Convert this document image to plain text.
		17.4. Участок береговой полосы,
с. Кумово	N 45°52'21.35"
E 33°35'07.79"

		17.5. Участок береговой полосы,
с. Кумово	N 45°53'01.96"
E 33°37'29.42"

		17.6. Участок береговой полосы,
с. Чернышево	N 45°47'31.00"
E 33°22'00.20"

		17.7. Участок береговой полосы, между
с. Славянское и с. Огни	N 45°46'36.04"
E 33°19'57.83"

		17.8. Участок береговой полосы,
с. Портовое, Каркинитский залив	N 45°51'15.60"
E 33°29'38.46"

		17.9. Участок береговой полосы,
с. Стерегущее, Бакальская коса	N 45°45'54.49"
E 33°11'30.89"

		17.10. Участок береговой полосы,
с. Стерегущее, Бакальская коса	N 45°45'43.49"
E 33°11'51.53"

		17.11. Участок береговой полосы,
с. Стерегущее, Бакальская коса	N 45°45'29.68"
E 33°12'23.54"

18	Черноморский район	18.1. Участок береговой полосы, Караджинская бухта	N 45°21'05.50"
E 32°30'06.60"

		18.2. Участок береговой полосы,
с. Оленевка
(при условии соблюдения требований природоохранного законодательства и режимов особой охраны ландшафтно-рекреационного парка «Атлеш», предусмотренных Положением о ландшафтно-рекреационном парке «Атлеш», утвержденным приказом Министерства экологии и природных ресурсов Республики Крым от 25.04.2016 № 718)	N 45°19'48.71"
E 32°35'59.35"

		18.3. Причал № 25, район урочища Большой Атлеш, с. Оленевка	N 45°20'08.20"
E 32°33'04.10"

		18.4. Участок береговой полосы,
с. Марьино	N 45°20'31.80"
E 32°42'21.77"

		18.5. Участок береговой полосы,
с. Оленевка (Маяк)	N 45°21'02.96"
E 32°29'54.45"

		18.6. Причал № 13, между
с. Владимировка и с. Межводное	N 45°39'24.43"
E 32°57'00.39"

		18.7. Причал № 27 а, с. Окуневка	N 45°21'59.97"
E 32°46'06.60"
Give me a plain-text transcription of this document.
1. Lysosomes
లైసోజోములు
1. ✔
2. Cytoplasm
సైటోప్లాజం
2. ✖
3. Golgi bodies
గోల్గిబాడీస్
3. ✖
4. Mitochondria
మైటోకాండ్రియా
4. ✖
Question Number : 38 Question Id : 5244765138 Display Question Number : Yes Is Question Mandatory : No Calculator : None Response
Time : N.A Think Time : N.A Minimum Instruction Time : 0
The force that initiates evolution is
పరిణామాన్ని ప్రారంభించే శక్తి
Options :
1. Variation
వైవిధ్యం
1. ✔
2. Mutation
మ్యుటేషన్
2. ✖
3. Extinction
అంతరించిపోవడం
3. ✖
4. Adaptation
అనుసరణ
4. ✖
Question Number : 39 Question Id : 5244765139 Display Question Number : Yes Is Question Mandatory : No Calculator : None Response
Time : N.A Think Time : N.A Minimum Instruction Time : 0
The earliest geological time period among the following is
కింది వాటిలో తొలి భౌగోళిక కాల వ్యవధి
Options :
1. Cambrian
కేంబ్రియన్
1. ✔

· · · · · · ·

_STATED GOAL_. Write out the entries in full, exactly as given.

_TASK OUTPUT_.
Convert this document image to plain text.
		17.4. Участок береговой полосы,
с. Кумово	N 45°52'21.35"
E 33°35'07.79"

		17.5. Участок береговой полосы,
с. Кумово	N 45°53'01.96"
E 33°37'29.42"

		17.6. Участок береговой полосы,
с. Чернышево	N 45°47'31.00"
E 33°22'00.20"

		17.7. Участок береговой полосы, между
с. Славянское и с. Огни	N 45°46'36.04"
E 33°19'57.83"

		17.8. Участок береговой полосы,
с. Портовое, Каркинитский залив	N 45°51'15.60"
E 33°29'38.46"

		17.9. Участок береговой полосы,
с. Стерегущее, Бакальская коса	N 45°45'54.49"
E 33°11'30.89"

		17.10. Участок береговой полосы,
с. Стерегущее, Бакальская коса	N 45°45'43.49"
E 33°11'51.53"

		17.11. Участок береговой полосы,
с. Стерегущее, Бакальская коса	N 45°45'29.68"
E 33°12'23.54"

18	Черноморский район	18.1. Участок береговой полосы, Караджинская бухта	N 45°21'05.50"
E 32°30'06.60"

		18.2. Участок береговой полосы,
с. Оленевка
(при условии соблюдения требований природоохранного законодательства и режимов особой охраны ландшафтно-рекреационного парка «Атлеш», предусмотренных Положением о ландшафтно-рекреационном парке «Атлеш», утвержденным приказом Министерства экологии и природных ресурсов Республики Крым от 25.04.2016 № 718)	N 45°19'48.71"
E 32°35'59.35"

		18.3. Причал № 25, район урочища Большой Атлеш, с. Оленевка	N 45°20'08.20"
E 32°33'04.10"

		18.4. Участок береговой полосы,
с. Марьино	N 45°20'31.80"
E 32°42'21.77"

		18.5. Участок береговой полосы,
с. Оленевка (Маяк)	N 45°21'02.96"
E 32°29'54.45"

		18.6. Причал № 13, между
с. Владимировка и с. Межводное	N 45°39'24.43"
E 32°57'00.39"

		18.7. Причал № 27 а, с. Окуневка	N 45°21'59.97"
E 32°46'06.60"
Give me a plain-text transcription of this document.
1. Lysosomes
లైసోజోములు
1. ✔
2. Cytoplasm
సైటోప్లాజం
2. ✖
3. Golgi bodies
గోల్గిబాడీస్
3. ✖
4. Mitochondria
మైటోకాండ్రియా
4. ✖
Question Number : 38 Question Id : 5244765138 Display Question Number : Yes Is Question Mandatory : No Calculator : None Response
Time : N.A Think Time : N.A Minimum Instruction Time : 0
The force that initiates evolution is
పరిణామాన్ని ప్రారంభించే శక్తి
Options :
1. Variation
వైవిధ్యం
1. ✔
2. Mutation
మ్యుటేషన్
2. ✖
3. Extinction
అంతరించిపోవడం
3. ✖
4. Adaptation
అనుసరణ
4. ✖
Question Number : 39 Question Id : 5244765139 Display Question Number : Yes Is Question Mandatory : No Calculator : None Response
Time : N.A Think Time : N.A Minimum Instruction Time : 0
The earliest geological time period among the following is
కింది వాటిలో తొలి భౌగోళిక కాల వ్యవధి
Options :
1. Cambrian
కేంబ్రియన్
1. ✔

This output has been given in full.